#### Supplied data

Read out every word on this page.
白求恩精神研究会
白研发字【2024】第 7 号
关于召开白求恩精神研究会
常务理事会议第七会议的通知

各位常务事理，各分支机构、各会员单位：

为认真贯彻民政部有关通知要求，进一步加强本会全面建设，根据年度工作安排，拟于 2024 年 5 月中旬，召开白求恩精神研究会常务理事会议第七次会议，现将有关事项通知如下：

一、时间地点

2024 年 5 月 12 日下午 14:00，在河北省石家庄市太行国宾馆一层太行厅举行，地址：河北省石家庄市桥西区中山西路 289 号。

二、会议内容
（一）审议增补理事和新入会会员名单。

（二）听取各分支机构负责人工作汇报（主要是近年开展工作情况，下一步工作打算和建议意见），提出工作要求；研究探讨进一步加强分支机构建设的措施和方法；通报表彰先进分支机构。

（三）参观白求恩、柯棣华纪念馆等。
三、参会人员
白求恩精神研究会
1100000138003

########
#### Supplied data

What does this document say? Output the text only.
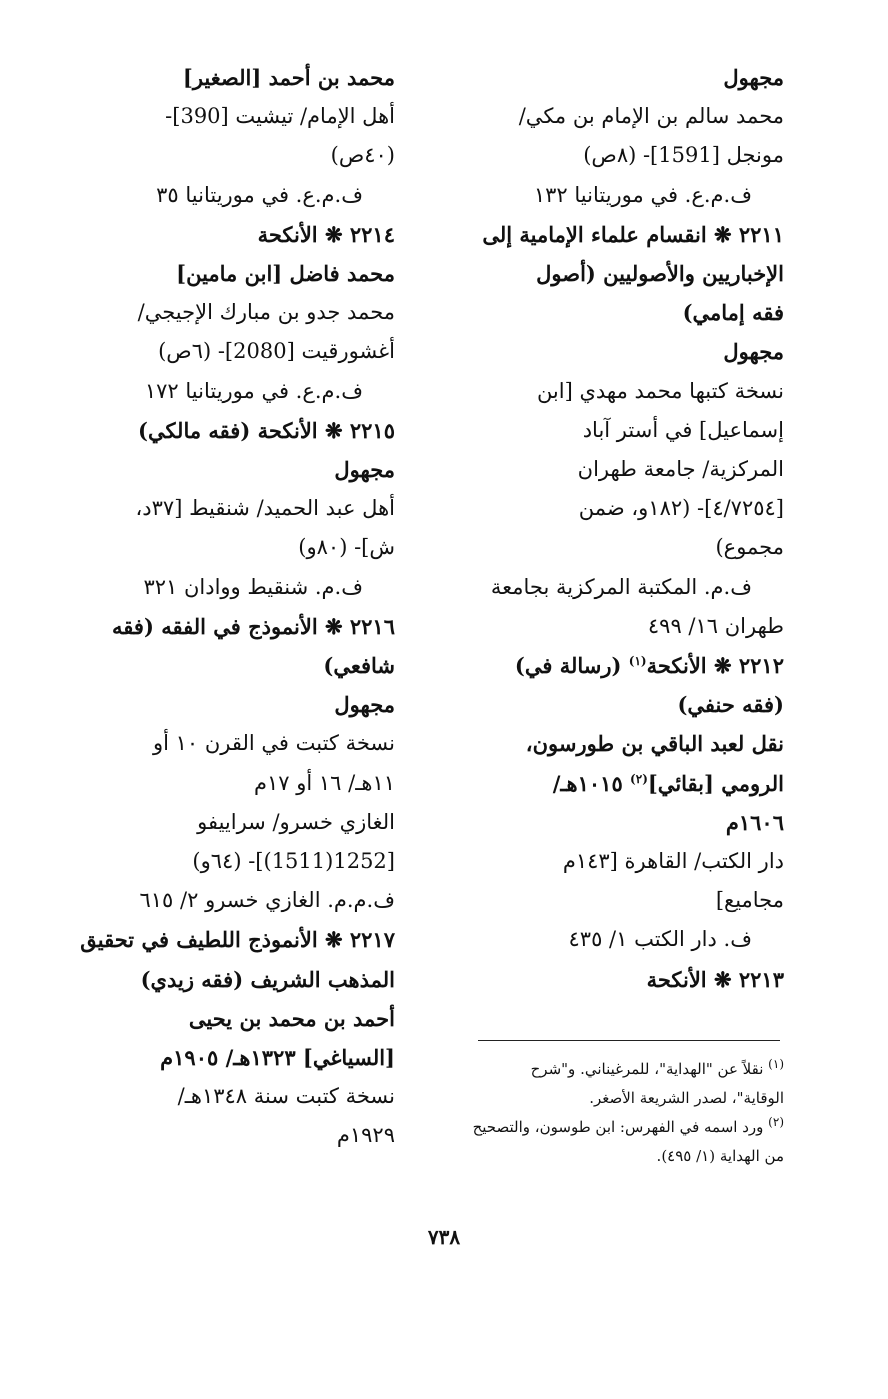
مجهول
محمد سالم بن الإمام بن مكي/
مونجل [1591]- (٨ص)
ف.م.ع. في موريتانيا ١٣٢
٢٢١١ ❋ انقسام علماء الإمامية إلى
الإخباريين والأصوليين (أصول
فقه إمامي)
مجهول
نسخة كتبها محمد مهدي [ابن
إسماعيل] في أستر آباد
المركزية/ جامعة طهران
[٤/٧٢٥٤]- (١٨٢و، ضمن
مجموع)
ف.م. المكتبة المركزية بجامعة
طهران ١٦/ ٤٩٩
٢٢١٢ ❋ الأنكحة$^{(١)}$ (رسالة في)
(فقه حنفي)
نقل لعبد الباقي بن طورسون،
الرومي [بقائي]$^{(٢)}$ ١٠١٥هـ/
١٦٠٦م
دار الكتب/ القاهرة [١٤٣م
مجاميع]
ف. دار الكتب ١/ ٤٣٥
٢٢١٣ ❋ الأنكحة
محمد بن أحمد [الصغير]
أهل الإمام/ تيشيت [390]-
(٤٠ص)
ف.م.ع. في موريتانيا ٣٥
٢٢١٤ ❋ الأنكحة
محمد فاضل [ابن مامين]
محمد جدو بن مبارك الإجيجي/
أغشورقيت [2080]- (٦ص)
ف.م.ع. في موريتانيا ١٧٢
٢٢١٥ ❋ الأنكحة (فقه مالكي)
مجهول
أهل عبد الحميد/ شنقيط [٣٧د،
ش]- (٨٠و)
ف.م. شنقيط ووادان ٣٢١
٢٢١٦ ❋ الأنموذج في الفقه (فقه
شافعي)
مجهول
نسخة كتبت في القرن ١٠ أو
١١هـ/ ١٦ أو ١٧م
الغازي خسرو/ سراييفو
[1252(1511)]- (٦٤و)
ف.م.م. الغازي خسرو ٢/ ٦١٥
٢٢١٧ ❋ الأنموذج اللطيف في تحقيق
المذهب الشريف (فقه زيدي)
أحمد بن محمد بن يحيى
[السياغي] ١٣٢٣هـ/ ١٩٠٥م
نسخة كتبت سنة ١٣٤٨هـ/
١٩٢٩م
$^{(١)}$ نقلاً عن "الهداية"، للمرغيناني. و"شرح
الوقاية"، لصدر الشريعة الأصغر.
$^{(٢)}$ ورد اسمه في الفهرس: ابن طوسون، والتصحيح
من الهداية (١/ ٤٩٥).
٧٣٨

########
#### Supplied data

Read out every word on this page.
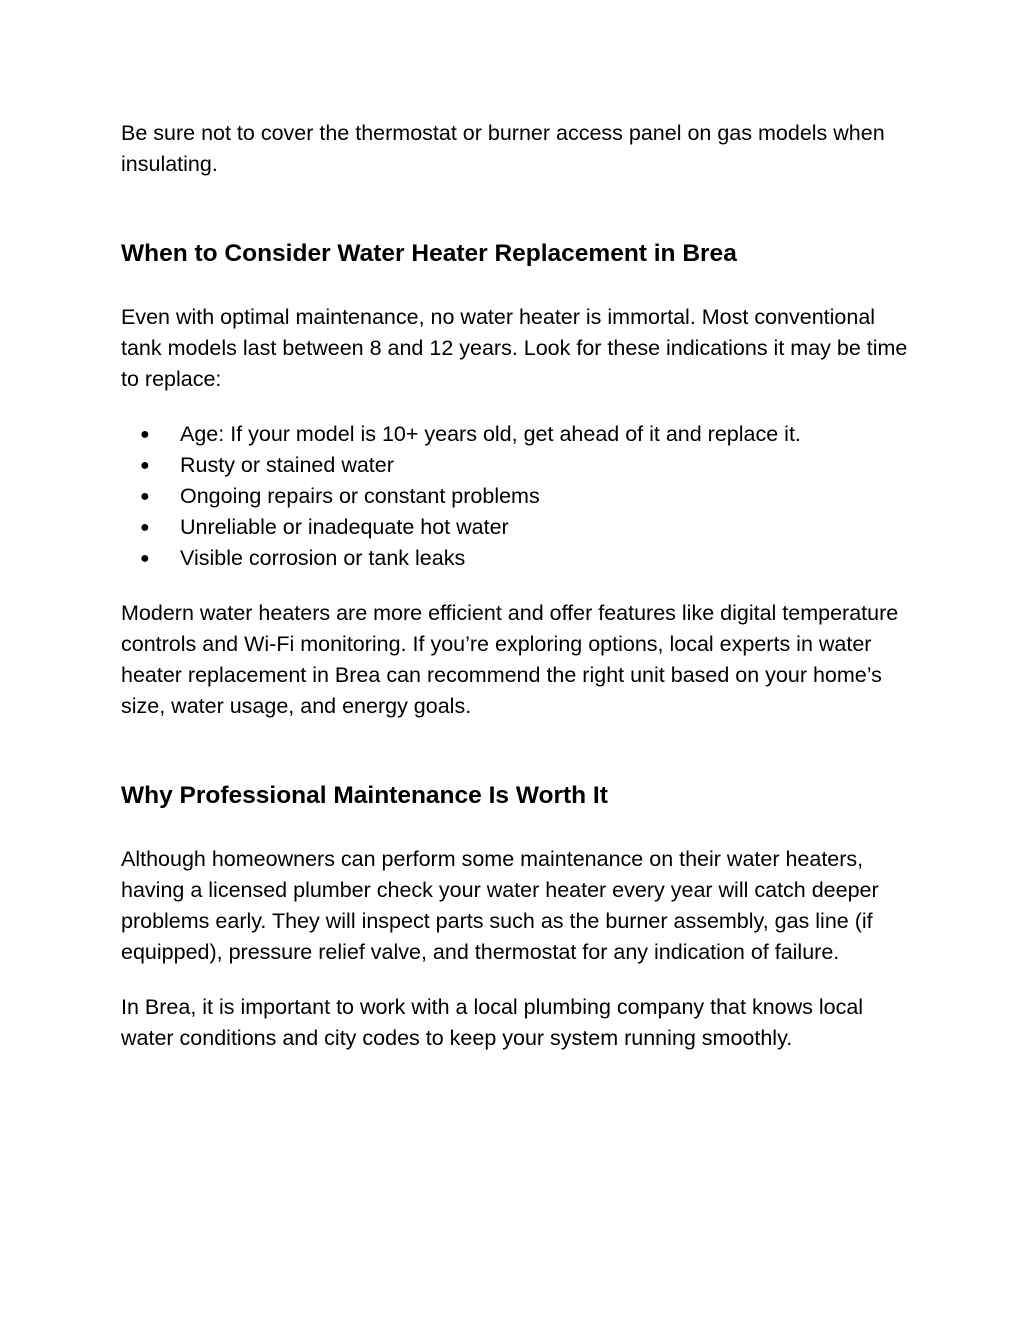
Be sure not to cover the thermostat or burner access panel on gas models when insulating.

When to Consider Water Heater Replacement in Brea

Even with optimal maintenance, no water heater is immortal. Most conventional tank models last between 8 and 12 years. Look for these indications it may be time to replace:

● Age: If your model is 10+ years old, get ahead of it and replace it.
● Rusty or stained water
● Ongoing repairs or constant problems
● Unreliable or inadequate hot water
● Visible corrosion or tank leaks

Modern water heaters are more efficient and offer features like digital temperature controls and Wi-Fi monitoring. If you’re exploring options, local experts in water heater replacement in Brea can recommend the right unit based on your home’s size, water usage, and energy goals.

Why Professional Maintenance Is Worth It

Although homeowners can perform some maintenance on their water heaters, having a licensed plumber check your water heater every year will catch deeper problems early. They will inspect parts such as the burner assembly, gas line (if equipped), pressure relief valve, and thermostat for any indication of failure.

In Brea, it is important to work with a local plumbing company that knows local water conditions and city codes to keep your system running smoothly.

########

=== To be done ===
Filter the records, keeping only lines that contain "أحمد", and show those lines.

=== The reply ===
محمد بن أحمد [الصغير]
أحمد بن محمد بن يحيى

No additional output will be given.